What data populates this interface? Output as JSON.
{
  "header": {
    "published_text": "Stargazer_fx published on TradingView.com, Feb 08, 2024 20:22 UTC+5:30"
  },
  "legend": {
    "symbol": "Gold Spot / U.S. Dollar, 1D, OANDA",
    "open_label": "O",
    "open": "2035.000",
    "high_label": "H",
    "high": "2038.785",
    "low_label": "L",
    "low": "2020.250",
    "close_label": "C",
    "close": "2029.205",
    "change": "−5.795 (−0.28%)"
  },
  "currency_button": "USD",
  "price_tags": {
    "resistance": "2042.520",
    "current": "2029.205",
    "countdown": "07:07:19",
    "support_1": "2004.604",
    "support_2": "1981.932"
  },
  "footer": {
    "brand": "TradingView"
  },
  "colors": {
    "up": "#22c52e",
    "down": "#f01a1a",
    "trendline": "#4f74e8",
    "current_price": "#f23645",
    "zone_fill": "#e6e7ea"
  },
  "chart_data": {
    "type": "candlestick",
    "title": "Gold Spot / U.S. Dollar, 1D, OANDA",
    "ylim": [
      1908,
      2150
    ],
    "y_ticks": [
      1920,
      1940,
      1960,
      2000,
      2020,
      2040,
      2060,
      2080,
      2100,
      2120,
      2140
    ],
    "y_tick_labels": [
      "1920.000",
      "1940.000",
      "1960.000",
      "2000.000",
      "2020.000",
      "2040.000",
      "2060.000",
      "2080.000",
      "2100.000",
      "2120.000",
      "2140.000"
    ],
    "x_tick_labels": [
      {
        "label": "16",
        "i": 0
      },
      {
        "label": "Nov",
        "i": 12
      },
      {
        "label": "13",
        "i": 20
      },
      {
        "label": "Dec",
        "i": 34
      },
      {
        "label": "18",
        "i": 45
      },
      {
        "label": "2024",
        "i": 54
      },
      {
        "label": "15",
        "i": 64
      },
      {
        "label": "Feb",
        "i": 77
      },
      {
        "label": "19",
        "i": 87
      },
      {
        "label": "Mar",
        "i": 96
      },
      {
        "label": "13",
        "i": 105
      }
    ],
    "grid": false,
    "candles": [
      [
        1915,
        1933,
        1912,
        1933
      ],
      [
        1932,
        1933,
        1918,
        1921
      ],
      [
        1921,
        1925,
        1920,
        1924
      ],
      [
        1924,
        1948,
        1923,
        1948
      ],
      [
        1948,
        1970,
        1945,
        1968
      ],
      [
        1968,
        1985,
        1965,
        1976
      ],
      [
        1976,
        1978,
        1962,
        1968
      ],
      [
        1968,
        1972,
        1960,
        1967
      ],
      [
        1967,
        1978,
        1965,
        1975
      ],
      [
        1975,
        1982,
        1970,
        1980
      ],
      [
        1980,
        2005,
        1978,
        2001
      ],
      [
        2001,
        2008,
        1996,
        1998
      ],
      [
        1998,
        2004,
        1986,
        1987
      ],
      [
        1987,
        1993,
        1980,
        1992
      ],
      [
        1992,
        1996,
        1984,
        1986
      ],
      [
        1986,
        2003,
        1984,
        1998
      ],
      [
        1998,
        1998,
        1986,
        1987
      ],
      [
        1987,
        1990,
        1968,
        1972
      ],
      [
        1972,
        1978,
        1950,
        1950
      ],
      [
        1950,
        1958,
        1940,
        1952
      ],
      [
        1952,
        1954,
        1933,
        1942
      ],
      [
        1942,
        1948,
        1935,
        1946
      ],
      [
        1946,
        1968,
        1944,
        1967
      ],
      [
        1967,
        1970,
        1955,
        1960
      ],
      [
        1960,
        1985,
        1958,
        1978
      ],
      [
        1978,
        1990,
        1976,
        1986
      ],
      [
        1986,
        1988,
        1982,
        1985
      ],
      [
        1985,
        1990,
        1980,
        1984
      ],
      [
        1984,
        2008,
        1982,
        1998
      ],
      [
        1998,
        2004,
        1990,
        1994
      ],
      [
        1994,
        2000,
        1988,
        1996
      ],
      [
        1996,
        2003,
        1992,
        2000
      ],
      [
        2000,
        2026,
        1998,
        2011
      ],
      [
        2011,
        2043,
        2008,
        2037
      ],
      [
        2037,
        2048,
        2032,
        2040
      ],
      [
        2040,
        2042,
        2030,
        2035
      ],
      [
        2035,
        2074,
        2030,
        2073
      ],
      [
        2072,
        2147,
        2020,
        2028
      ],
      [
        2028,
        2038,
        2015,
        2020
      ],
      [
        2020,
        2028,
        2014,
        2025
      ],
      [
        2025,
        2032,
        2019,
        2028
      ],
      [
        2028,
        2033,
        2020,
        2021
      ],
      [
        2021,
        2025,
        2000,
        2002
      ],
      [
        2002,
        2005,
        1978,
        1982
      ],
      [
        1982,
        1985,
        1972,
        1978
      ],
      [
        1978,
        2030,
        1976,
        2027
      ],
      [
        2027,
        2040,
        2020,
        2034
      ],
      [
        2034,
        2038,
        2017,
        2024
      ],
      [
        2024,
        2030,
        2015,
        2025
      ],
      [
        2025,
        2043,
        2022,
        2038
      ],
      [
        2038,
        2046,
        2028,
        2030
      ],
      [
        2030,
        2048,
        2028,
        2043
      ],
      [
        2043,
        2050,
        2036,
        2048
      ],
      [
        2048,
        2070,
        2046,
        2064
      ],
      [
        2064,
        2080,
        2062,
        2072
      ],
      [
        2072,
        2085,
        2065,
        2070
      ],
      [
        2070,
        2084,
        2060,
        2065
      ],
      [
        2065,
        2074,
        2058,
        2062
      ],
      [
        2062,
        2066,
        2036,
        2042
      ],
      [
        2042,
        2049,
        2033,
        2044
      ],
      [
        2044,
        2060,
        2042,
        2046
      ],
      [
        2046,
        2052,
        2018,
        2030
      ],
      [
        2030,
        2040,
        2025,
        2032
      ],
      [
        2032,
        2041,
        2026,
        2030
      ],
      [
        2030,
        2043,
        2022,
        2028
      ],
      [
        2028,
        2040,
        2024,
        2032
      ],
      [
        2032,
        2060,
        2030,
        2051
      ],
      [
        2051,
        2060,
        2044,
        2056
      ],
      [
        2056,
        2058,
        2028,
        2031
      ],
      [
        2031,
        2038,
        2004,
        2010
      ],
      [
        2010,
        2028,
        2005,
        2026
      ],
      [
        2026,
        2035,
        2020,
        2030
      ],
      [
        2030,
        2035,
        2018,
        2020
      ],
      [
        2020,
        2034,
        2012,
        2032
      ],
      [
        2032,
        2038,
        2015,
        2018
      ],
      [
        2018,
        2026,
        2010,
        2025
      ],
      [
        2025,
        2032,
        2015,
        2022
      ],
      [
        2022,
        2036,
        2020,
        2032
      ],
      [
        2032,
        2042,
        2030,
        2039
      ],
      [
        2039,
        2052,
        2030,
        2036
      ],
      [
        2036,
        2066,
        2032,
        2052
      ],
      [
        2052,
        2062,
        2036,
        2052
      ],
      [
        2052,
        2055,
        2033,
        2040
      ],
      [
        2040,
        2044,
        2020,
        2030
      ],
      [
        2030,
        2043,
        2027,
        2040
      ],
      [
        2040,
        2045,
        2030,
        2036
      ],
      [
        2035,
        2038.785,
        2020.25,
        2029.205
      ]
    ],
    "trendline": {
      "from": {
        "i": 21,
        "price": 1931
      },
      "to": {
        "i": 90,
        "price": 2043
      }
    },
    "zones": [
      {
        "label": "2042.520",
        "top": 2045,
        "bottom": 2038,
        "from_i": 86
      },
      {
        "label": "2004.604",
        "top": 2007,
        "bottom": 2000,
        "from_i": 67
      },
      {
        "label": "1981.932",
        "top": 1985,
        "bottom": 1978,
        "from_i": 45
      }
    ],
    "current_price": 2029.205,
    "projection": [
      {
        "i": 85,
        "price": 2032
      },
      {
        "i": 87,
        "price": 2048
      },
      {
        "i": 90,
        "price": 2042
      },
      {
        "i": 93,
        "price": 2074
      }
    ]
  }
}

> Problem: Using the material above, work out how many lines contain the string "Spot". Give that number alone.

> Expected answer: 2